* _GIVEN TASK_:
Report the count of lines below in which the string "screenshot" occurs; include nothing else.

* _TASK INPUT_:
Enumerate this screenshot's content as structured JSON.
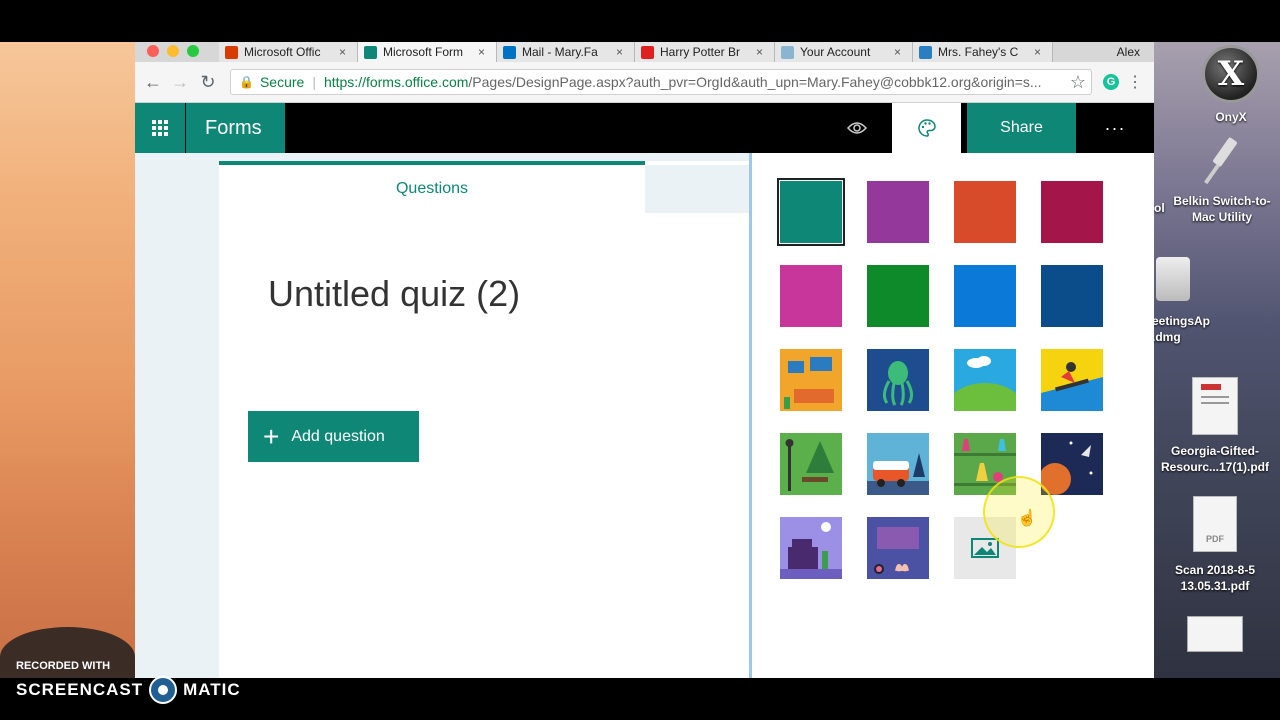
{
  "browser": {
    "tabs": [
      {
        "title": "Microsoft Offic",
        "icon": "office-icon",
        "color": "#d83b01",
        "active": false
      },
      {
        "title": "Microsoft Form",
        "icon": "forms-icon",
        "color": "#0f8777",
        "active": true
      },
      {
        "title": "Mail - Mary.Fa",
        "icon": "outlook-icon",
        "color": "#0072c6",
        "active": false
      },
      {
        "title": "Harry Potter Br",
        "icon": "t-icon",
        "color": "#e02020",
        "active": false
      },
      {
        "title": "Your Account",
        "icon": "account-icon",
        "color": "#8ab4d0",
        "active": false
      },
      {
        "title": "Mrs. Fahey's C",
        "icon": "edublog-icon",
        "color": "#2a7fc1",
        "active": false
      }
    ],
    "profile": "Alex",
    "secure_label": "Secure",
    "url_host": "https://forms.office.com",
    "url_path": "/Pages/DesignPage.aspx?auth_pvr=OrgId&auth_upn=Mary.Fahey@cobbk12.org&origin=s..."
  },
  "forms": {
    "app_name": "Forms",
    "share_label": "Share",
    "more_label": "···",
    "tab_questions": "Questions",
    "quiz_title": "Untitled quiz (2)",
    "add_question_label": "Add question"
  },
  "themes": {
    "selected": 0,
    "items": [
      {
        "name": "teal",
        "color": "#0f8777"
      },
      {
        "name": "purple",
        "color": "#94389c"
      },
      {
        "name": "orange",
        "color": "#d84b2a"
      },
      {
        "name": "crimson",
        "color": "#a4164a"
      },
      {
        "name": "magenta",
        "color": "#c8369b"
      },
      {
        "name": "green",
        "color": "#0f8a2a"
      },
      {
        "name": "blue",
        "color": "#0b79d8"
      },
      {
        "name": "navy",
        "color": "#0b4c8a"
      },
      {
        "name": "living-room",
        "color": "#f2a52b"
      },
      {
        "name": "octopus",
        "color": "#1d4d8f"
      },
      {
        "name": "hills",
        "color": "#2aa8e0"
      },
      {
        "name": "snowboarder",
        "color": "#f5d40f"
      },
      {
        "name": "park",
        "color": "#5bb04b"
      },
      {
        "name": "camper-van",
        "color": "#5fb3d6"
      },
      {
        "name": "lab-flasks",
        "color": "#5aa84a"
      },
      {
        "name": "space",
        "color": "#1c2a55"
      },
      {
        "name": "desk",
        "color": "#9b8fe6"
      },
      {
        "name": "keyboard",
        "color": "#4b52a3"
      },
      {
        "name": "upload-image",
        "color": "#e8e8e8"
      }
    ]
  },
  "desktop": {
    "icons": [
      {
        "label": "OnyX"
      },
      {
        "label": "Belkin Switch-to-Mac Utility"
      },
      {
        "label": "eetingsAp .dmg"
      },
      {
        "label": "Georgia-Gifted-Resourc...17(1).pdf"
      },
      {
        "label": "Scan 2018-8-5 13.05.31.pdf"
      }
    ],
    "fragment_label": "ol"
  },
  "watermark": {
    "line1": "RECORDED WITH",
    "word1": "SCREENCAST",
    "word2": "MATIC"
  }
}
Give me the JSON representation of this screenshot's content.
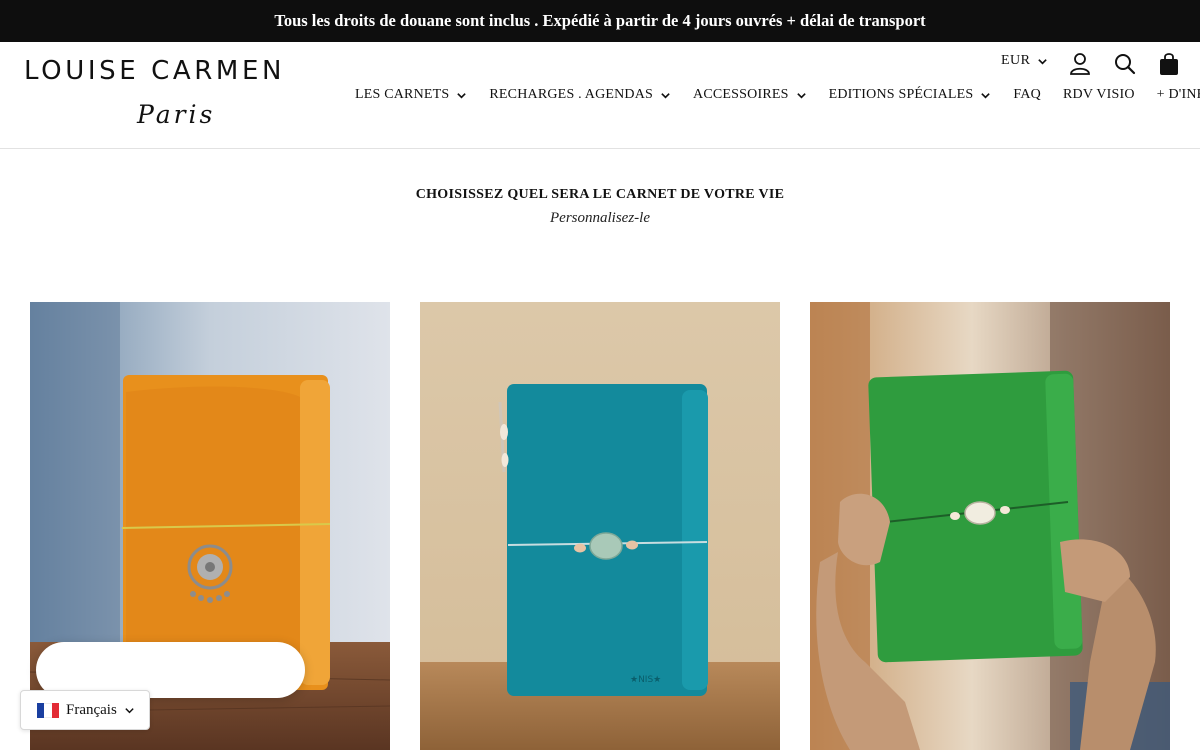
{
  "announcement": "Tous les droits de douane sont inclus . Expédié à partir de 4 jours ouvrés + délai de transport",
  "brand": {
    "name": "LOUISE CARMEN",
    "city": "Paris"
  },
  "header": {
    "currency": "EUR",
    "icons": [
      "account-icon",
      "search-icon",
      "cart-icon"
    ]
  },
  "nav": [
    {
      "label": "LES CARNETS",
      "has_dropdown": true
    },
    {
      "label": "RECHARGES . AGENDAS",
      "has_dropdown": true
    },
    {
      "label": "ACCESSOIRES",
      "has_dropdown": true
    },
    {
      "label": "EDITIONS SPÉCIALES",
      "has_dropdown": true
    },
    {
      "label": "FAQ",
      "has_dropdown": false
    },
    {
      "label": "RDV VISIO",
      "has_dropdown": false
    },
    {
      "label": "+ D'INFOS",
      "has_dropdown": true
    }
  ],
  "section": {
    "title": "CHOISISSEZ QUEL SERA LE CARNET DE VOTRE VIE",
    "subtitle": "Personnalisez-le"
  },
  "products": [
    {
      "image": "orange-leather-notebook-photo",
      "color": "#e8901c"
    },
    {
      "image": "teal-leather-notebook-photo",
      "color": "#138a9c",
      "engraving": "★NIS★"
    },
    {
      "image": "green-leather-notebook-photo",
      "color": "#2f9c3e"
    }
  ],
  "language": {
    "label": "Français",
    "flag": "fr-flag-icon"
  },
  "colors": {
    "announcement_bg": "#0e0e0e",
    "text": "#111111"
  }
}
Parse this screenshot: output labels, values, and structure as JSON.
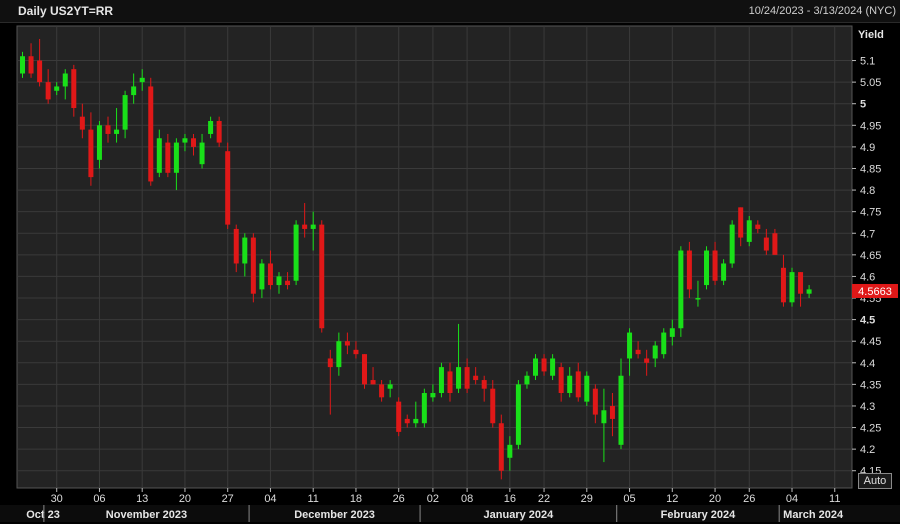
{
  "header": {
    "title": "Daily US2YT=RR",
    "date_range": "10/24/2023 - 3/13/2024 (NYC)"
  },
  "controls": {
    "auto_label": "Auto"
  },
  "colors": {
    "up": "#19e019",
    "down": "#e01818",
    "plot_bg": "#232323",
    "grid": "#3a3a3a",
    "last_price_bg": "#e01818"
  },
  "chart_data": {
    "type": "candlestick",
    "ylabel": "Yield",
    "ylim": [
      4.11,
      5.18
    ],
    "yticks": [
      {
        "v": 5.1,
        "label": "5.1"
      },
      {
        "v": 5.05,
        "label": "5.05"
      },
      {
        "v": 5.0,
        "label": "5"
      },
      {
        "v": 4.95,
        "label": "4.95"
      },
      {
        "v": 4.9,
        "label": "4.9"
      },
      {
        "v": 4.85,
        "label": "4.85"
      },
      {
        "v": 4.8,
        "label": "4.8"
      },
      {
        "v": 4.75,
        "label": "4.75"
      },
      {
        "v": 4.7,
        "label": "4.7"
      },
      {
        "v": 4.65,
        "label": "4.65"
      },
      {
        "v": 4.6,
        "label": "4.6"
      },
      {
        "v": 4.55,
        "label": "4.55"
      },
      {
        "v": 4.5,
        "label": "4.5"
      },
      {
        "v": 4.45,
        "label": "4.45"
      },
      {
        "v": 4.4,
        "label": "4.4"
      },
      {
        "v": 4.35,
        "label": "4.35"
      },
      {
        "v": 4.3,
        "label": "4.3"
      },
      {
        "v": 4.25,
        "label": "4.25"
      },
      {
        "v": 4.2,
        "label": "4.2"
      },
      {
        "v": 4.15,
        "label": "4.15"
      }
    ],
    "bold_ticks": [
      "5",
      "4.5"
    ],
    "last_price": {
      "value": 4.5663,
      "label": "4.5663"
    },
    "x_day_labels": [
      {
        "i": 4,
        "label": "30"
      },
      {
        "i": 9,
        "label": "06"
      },
      {
        "i": 14,
        "label": "13"
      },
      {
        "i": 19,
        "label": "20"
      },
      {
        "i": 24,
        "label": "27"
      },
      {
        "i": 29,
        "label": "04"
      },
      {
        "i": 34,
        "label": "11"
      },
      {
        "i": 39,
        "label": "18"
      },
      {
        "i": 44,
        "label": "26"
      },
      {
        "i": 48,
        "label": "02"
      },
      {
        "i": 52,
        "label": "08"
      },
      {
        "i": 57,
        "label": "16"
      },
      {
        "i": 61,
        "label": "22"
      },
      {
        "i": 66,
        "label": "29"
      },
      {
        "i": 71,
        "label": "05"
      },
      {
        "i": 76,
        "label": "12"
      },
      {
        "i": 81,
        "label": "20"
      },
      {
        "i": 85,
        "label": "26"
      },
      {
        "i": 90,
        "label": "04"
      },
      {
        "i": 95,
        "label": "11"
      }
    ],
    "months": [
      {
        "label": "Oct 23",
        "start": -0.5,
        "end": 2.5
      },
      {
        "label": "November 2023",
        "start": 2.5,
        "end": 26.5
      },
      {
        "label": "December 2023",
        "start": 26.5,
        "end": 46.5
      },
      {
        "label": "January 2024",
        "start": 46.5,
        "end": 69.5
      },
      {
        "label": "February 2024",
        "start": 69.5,
        "end": 88.5
      },
      {
        "label": "March 2024",
        "start": 88.5,
        "end": 97.5
      }
    ],
    "ohlc": [
      [
        5.07,
        5.12,
        5.06,
        5.11
      ],
      [
        5.11,
        5.14,
        5.06,
        5.07
      ],
      [
        5.1,
        5.15,
        5.04,
        5.05
      ],
      [
        5.05,
        5.08,
        5.0,
        5.01
      ],
      [
        5.03,
        5.05,
        5.02,
        5.04
      ],
      [
        5.04,
        5.08,
        5.01,
        5.07
      ],
      [
        5.08,
        5.09,
        4.97,
        4.99
      ],
      [
        4.97,
        5.0,
        4.92,
        4.94
      ],
      [
        4.94,
        4.98,
        4.81,
        4.83
      ],
      [
        4.87,
        4.96,
        4.85,
        4.95
      ],
      [
        4.95,
        4.97,
        4.91,
        4.93
      ],
      [
        4.93,
        4.99,
        4.91,
        4.94
      ],
      [
        4.94,
        5.03,
        4.92,
        5.02
      ],
      [
        5.02,
        5.07,
        5.0,
        5.04
      ],
      [
        5.05,
        5.08,
        5.03,
        5.06
      ],
      [
        5.04,
        5.06,
        4.81,
        4.82
      ],
      [
        4.84,
        4.94,
        4.83,
        4.92
      ],
      [
        4.91,
        4.93,
        4.83,
        4.84
      ],
      [
        4.84,
        4.92,
        4.8,
        4.91
      ],
      [
        4.91,
        4.93,
        4.89,
        4.92
      ],
      [
        4.92,
        4.93,
        4.88,
        4.9
      ],
      [
        4.86,
        4.93,
        4.85,
        4.91
      ],
      [
        4.93,
        4.97,
        4.92,
        4.96
      ],
      [
        4.96,
        4.97,
        4.9,
        4.91
      ],
      [
        4.89,
        4.91,
        4.71,
        4.72
      ],
      [
        4.71,
        4.72,
        4.61,
        4.63
      ],
      [
        4.63,
        4.7,
        4.6,
        4.69
      ],
      [
        4.69,
        4.7,
        4.54,
        4.56
      ],
      [
        4.57,
        4.64,
        4.55,
        4.63
      ],
      [
        4.63,
        4.66,
        4.57,
        4.58
      ],
      [
        4.58,
        4.61,
        4.56,
        4.6
      ],
      [
        4.59,
        4.61,
        4.57,
        4.58
      ],
      [
        4.59,
        4.73,
        4.58,
        4.72
      ],
      [
        4.72,
        4.77,
        4.69,
        4.71
      ],
      [
        4.71,
        4.75,
        4.66,
        4.72
      ],
      [
        4.72,
        4.73,
        4.47,
        4.48
      ],
      [
        4.41,
        4.43,
        4.28,
        4.39
      ],
      [
        4.39,
        4.47,
        4.37,
        4.45
      ],
      [
        4.45,
        4.47,
        4.42,
        4.44
      ],
      [
        4.43,
        4.45,
        4.41,
        4.42
      ],
      [
        4.42,
        4.42,
        4.34,
        4.35
      ],
      [
        4.36,
        4.39,
        4.35,
        4.35
      ],
      [
        4.35,
        4.36,
        4.31,
        4.32
      ],
      [
        4.34,
        4.36,
        4.32,
        4.35
      ],
      [
        4.31,
        4.32,
        4.23,
        4.24
      ],
      [
        4.27,
        4.28,
        4.25,
        4.26
      ],
      [
        4.26,
        4.31,
        4.25,
        4.27
      ],
      [
        4.26,
        4.34,
        4.25,
        4.33
      ],
      [
        4.32,
        4.35,
        4.31,
        4.33
      ],
      [
        4.33,
        4.4,
        4.32,
        4.39
      ],
      [
        4.38,
        4.4,
        4.31,
        4.33
      ],
      [
        4.34,
        4.49,
        4.33,
        4.39
      ],
      [
        4.39,
        4.41,
        4.33,
        4.34
      ],
      [
        4.37,
        4.39,
        4.35,
        4.36
      ],
      [
        4.36,
        4.37,
        4.31,
        4.34
      ],
      [
        4.34,
        4.36,
        4.25,
        4.26
      ],
      [
        4.26,
        4.28,
        4.13,
        4.15
      ],
      [
        4.18,
        4.23,
        4.15,
        4.21
      ],
      [
        4.21,
        4.36,
        4.2,
        4.35
      ],
      [
        4.35,
        4.38,
        4.34,
        4.37
      ],
      [
        4.37,
        4.42,
        4.36,
        4.41
      ],
      [
        4.41,
        4.42,
        4.37,
        4.38
      ],
      [
        4.37,
        4.42,
        4.36,
        4.41
      ],
      [
        4.39,
        4.4,
        4.31,
        4.33
      ],
      [
        4.33,
        4.39,
        4.32,
        4.37
      ],
      [
        4.38,
        4.4,
        4.31,
        4.32
      ],
      [
        4.31,
        4.38,
        4.3,
        4.37
      ],
      [
        4.34,
        4.35,
        4.26,
        4.28
      ],
      [
        4.26,
        4.34,
        4.17,
        4.29
      ],
      [
        4.3,
        4.33,
        4.23,
        4.27
      ],
      [
        4.21,
        4.41,
        4.2,
        4.37
      ],
      [
        4.41,
        4.48,
        4.37,
        4.47
      ],
      [
        4.43,
        4.45,
        4.41,
        4.42
      ],
      [
        4.41,
        4.43,
        4.37,
        4.4
      ],
      [
        4.41,
        4.45,
        4.39,
        4.44
      ],
      [
        4.42,
        4.48,
        4.41,
        4.47
      ],
      [
        4.46,
        4.5,
        4.44,
        4.48
      ],
      [
        4.48,
        4.67,
        4.46,
        4.66
      ],
      [
        4.66,
        4.68,
        4.55,
        4.57
      ],
      [
        4.55,
        4.59,
        4.53,
        4.55
      ],
      [
        4.58,
        4.67,
        4.57,
        4.66
      ],
      [
        4.66,
        4.68,
        4.58,
        4.59
      ],
      [
        4.59,
        4.64,
        4.58,
        4.63
      ],
      [
        4.63,
        4.73,
        4.62,
        4.72
      ],
      [
        4.76,
        4.76,
        4.67,
        4.69
      ],
      [
        4.68,
        4.74,
        4.67,
        4.73
      ],
      [
        4.72,
        4.73,
        4.7,
        4.71
      ],
      [
        4.69,
        4.71,
        4.65,
        4.66
      ],
      [
        4.7,
        4.71,
        4.65,
        4.65
      ],
      [
        4.62,
        4.65,
        4.53,
        4.54
      ],
      [
        4.54,
        4.62,
        4.53,
        4.61
      ],
      [
        4.61,
        4.61,
        4.53,
        4.56
      ],
      [
        4.56,
        4.58,
        4.55,
        4.57
      ]
    ]
  }
}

* _EXERCISE RESPONSE_:
3